● **Problema 1**
Responda, com base no texto sobre Cacela Velha:
(a) Em que município se situa Cacela Velha?
(b) Sobre que formação foi edificada a localidade, e com que idade aproximada?
(c) Em que percurso está integrada a povoação?
● **Problema 2**
Transcreva do texto sobre Cacela Velha o trecho que começa em "Para muitos a" e termina em "Português de Santiago.".

● **Excerto da página**
————
Cacela Velha
Cacela Velha é uma aldeia localizada numa elevação arenítica em frente à Ria Formosa e ao mar, na freguesia de Vila Nova de Cacela, no município de Vila Real de Santo António, de cuja fortaleza se vislumbra uma das mais belas panorâmicas do sotavento algarvio.
Para muitos a mais bela zona da ria Formosa, conserva admiravelmente o seu encanto e pacatez. Da bela localidade muralhada de Cacela-a-Velha, edificada sobre uma arriba fóssil com cerca de um milhão de anos, contempla-se a ria Formosa e a ilha-barreira onde se situa a praia marítima. No cais de Fábrica há um restaurante popular pelo lingueirão e pelas ostras. A povoação de Cacela Velha está integrada no percurso oriental do Caminho Português de Santiago.
————
● **Secção de dados**

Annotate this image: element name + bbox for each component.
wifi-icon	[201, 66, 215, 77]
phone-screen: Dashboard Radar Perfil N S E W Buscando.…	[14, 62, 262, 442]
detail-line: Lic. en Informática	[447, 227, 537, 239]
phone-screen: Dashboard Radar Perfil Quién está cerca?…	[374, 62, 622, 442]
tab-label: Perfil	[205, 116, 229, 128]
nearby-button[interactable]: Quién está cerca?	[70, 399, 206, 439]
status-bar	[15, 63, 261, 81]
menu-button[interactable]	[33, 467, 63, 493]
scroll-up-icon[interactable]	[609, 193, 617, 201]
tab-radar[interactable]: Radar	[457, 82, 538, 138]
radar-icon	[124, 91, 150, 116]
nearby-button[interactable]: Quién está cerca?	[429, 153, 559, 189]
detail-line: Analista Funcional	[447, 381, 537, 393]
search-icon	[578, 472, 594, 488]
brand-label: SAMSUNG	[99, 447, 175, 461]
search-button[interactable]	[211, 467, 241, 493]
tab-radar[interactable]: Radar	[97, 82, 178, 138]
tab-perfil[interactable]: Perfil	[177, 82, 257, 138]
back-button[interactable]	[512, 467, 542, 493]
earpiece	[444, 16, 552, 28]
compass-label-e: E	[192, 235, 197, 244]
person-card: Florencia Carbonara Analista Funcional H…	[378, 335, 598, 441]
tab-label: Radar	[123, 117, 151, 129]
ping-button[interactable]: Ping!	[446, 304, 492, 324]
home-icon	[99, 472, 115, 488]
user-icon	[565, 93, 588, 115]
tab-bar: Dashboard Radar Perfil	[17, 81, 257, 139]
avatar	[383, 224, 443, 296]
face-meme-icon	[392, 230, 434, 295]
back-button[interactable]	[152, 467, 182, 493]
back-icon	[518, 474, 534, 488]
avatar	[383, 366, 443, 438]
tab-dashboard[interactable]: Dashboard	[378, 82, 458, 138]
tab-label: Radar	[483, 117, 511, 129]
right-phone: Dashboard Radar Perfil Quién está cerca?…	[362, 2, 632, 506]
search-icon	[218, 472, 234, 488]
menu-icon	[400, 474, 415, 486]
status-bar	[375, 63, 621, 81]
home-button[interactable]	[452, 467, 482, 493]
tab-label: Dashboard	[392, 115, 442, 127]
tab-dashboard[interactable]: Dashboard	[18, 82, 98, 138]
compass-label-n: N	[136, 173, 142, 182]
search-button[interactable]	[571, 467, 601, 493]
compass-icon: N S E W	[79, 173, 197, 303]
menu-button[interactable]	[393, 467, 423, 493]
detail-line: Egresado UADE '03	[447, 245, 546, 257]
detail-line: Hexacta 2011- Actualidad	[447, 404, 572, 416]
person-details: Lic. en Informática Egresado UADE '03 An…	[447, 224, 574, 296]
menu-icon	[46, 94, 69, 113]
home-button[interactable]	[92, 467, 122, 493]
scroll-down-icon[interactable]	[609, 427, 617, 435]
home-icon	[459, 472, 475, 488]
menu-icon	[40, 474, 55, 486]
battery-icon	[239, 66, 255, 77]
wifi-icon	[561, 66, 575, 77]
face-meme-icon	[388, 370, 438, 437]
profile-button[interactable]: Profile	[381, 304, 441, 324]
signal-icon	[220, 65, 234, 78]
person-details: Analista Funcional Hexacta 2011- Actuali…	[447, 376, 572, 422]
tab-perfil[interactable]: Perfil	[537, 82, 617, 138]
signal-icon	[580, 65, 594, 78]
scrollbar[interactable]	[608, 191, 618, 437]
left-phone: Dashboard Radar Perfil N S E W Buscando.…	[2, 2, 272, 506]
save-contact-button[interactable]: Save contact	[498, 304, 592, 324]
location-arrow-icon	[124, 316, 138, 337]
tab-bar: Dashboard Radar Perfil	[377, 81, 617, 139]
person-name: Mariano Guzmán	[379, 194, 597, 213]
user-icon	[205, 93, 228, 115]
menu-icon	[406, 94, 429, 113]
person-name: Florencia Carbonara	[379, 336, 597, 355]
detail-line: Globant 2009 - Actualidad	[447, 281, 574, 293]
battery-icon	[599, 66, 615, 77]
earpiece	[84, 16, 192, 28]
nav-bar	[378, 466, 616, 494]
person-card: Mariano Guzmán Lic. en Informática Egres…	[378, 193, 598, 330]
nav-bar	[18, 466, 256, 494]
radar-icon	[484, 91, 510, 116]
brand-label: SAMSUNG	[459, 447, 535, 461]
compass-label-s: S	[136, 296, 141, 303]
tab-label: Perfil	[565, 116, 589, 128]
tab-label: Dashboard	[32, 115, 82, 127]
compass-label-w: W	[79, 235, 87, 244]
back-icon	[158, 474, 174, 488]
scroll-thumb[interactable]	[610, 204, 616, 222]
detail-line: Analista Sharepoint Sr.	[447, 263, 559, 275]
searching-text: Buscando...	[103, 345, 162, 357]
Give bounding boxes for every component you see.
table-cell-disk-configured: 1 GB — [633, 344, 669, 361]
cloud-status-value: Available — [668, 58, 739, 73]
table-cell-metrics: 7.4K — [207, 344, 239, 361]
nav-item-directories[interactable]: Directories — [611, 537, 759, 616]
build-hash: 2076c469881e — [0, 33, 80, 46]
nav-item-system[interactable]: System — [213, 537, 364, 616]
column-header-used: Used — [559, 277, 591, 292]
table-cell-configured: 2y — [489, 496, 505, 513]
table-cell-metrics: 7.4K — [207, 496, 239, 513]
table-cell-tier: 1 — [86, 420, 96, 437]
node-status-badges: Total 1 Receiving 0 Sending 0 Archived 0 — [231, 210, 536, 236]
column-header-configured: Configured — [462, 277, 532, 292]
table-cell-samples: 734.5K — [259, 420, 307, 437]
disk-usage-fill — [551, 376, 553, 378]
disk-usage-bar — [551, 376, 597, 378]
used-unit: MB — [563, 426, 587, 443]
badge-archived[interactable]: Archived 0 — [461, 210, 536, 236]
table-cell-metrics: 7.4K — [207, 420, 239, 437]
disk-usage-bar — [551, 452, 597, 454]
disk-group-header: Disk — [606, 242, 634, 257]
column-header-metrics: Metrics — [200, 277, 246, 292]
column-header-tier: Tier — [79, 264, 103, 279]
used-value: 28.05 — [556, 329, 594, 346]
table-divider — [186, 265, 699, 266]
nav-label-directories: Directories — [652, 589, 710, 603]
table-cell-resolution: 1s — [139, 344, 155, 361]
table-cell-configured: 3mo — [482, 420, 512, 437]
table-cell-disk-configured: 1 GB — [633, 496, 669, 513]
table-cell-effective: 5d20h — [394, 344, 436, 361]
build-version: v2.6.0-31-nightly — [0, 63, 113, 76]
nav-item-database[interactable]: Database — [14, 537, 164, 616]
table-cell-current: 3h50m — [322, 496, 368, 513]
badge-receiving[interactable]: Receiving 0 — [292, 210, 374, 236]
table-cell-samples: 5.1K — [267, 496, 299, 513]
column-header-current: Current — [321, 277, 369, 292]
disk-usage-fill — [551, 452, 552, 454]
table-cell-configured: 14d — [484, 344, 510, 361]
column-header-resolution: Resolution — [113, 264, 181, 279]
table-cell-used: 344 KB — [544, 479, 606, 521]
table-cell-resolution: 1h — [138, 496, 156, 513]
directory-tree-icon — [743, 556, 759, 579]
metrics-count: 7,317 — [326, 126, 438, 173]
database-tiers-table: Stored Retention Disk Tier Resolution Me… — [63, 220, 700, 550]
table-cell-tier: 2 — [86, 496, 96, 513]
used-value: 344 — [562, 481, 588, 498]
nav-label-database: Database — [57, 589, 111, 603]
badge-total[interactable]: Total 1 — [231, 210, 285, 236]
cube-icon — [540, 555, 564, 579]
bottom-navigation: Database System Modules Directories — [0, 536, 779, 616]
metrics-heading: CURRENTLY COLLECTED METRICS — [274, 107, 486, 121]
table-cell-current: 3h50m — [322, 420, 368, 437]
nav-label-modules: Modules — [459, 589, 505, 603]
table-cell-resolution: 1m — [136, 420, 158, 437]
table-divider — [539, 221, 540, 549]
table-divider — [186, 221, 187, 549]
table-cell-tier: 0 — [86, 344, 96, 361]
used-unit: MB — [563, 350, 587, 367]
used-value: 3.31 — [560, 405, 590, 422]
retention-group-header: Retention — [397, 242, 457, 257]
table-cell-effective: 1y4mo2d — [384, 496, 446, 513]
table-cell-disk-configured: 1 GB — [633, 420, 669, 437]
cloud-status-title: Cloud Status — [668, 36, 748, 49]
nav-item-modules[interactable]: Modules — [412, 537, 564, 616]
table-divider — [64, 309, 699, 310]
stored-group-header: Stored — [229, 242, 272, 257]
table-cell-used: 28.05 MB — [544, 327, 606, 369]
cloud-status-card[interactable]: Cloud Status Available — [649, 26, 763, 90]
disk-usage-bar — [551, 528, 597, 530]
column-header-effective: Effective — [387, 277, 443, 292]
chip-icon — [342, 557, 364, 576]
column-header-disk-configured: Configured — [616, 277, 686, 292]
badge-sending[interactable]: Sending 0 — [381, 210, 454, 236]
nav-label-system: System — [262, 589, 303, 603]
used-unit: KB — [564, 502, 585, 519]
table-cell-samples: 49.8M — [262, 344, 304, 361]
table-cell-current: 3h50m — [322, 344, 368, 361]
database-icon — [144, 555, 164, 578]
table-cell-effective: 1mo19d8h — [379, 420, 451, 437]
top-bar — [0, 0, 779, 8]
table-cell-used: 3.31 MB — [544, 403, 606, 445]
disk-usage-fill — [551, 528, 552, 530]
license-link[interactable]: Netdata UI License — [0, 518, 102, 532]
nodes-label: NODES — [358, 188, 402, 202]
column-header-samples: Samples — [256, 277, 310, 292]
————
● **Resultado do exercício 1**
(a) No município de Vila Real de Santo António.
(b) Sobre uma arriba fóssil com cerca de um milhão de anos.
(c) No percurso oriental do Caminho Português de Santiago.

● **Resultado do exercício 2**
Para muitos a mais bela zona da ria Formosa, conserva admiravelmente o seu encanto e pacatez. Da bela localidade muralhada de Cacela-a-Velha, edificada sobre uma arriba fóssil com cerca de um milhão de anos, contempla-se a ria Formosa e a ilha-barreira onde se situa a praia marítima. No cais de Fábrica há um restaurante popular pelo lingueirão e pelas ostras. A povoação de Cacela Velha está integrada no percurso oriental do Caminho Português de Santiago.